Task to complete: Read the abstract on NTHi and K-ras lung lesions below. For each statement, answer yes or no to whether it agrees with the abstract, and quote the exact words that settle it. (a) The mice were exposed to NTHi for four weeks. (b) WT mice had more alveolar lesions than TLR-2/4-/- mice. (c) After NTHi exposure, mice lacking TLR 2 and 4 showed much less neutrophilic inflammation.

Passage to read:

________

NTHi-promoted proliferation of K-ras-induced early lung cancer lesions is fully dependent on Toll-like receptor signaling

Introduction: Smoking is the main risk factor for the development of lung cancer and chronic obstructive lung disease (COPD). Lungs of COPD patients are frequently infected with bacterial pathogens, such as nontypeable Haemophilus influenzae (NTHi), which cause neutrophilic inflammation and exacerbations. Pulmonary adenocarcinomas are frequently associated with an activating mutation in the K-ras gene. Methods: Wild type (WT) and mice double deficient for TLR 2 and 4 (TLR-2/4-/-), both with an oncogenic K-ras allele in lung epithelium, were exposed to NTHi for 4 weeks. Results: Exposure to NTHi resulted in increased tumor proliferation and growth in WT mice, but not in TLR-2/4-/- mice. Alveolar adenomatous hyperplasia and adenocarcinoma were significantly increased in WT mice compared with TLR-2/4-/- mice. Tumor size was significantly increased in WT mice, whereas there was no difference in the number of alveolar lesions between WT and TLR-2/4-/- mice. NTHi-induced neutrophilic inflammation was strongly reduced in TLR-2/4-/- mice. Conclusion: NTHi-induced inflammation promotes the proliferation of K-ras induced early cancerous lesions in a TLR-dependent manner once a driver-mutation occurred.

________

Supplied information:
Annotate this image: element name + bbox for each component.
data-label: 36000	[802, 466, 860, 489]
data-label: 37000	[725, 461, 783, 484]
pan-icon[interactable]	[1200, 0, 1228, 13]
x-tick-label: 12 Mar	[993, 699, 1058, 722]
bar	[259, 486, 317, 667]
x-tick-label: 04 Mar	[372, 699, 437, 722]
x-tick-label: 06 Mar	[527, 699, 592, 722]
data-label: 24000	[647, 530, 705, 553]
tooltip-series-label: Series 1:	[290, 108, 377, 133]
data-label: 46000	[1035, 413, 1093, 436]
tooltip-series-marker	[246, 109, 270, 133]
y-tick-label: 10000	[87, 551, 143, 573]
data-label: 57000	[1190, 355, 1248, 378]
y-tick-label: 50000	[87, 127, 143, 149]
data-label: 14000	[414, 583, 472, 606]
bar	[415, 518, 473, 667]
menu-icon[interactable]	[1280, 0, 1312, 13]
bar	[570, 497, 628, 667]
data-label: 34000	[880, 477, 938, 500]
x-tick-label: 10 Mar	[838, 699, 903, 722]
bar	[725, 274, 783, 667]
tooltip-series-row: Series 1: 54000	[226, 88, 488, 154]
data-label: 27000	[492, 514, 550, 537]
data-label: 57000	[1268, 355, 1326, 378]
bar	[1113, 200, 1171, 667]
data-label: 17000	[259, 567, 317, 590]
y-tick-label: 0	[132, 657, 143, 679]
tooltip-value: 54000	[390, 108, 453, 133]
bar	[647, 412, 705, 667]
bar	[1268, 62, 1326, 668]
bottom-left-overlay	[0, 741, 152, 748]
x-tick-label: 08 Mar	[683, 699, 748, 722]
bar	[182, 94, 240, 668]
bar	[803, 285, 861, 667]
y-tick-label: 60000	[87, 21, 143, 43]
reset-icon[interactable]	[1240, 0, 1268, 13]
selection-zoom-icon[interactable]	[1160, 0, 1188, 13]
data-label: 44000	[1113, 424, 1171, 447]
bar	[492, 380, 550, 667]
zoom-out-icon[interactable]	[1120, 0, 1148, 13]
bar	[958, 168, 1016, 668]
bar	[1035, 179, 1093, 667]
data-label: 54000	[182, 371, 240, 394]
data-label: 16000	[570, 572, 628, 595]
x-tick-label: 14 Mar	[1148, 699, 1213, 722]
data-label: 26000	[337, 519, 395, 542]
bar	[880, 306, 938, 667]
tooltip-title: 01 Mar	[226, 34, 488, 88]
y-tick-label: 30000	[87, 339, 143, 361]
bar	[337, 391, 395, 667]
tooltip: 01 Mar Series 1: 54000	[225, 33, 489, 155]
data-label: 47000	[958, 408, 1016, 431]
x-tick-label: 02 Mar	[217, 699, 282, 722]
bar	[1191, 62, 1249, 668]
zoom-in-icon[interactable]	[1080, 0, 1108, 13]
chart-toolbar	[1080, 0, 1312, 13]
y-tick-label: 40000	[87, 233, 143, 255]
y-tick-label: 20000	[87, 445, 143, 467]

________

Solved problem:
(a) Yes: "were exposed to NTHi for 4 weeks."
(b) No: "there was no difference in the number of alveolar lesions between WT and TLR-2/4-/- mice."
(c) Yes: "NTHi-induced neutrophilic inflammation was strongly reduced in TLR-2/4-/- mice."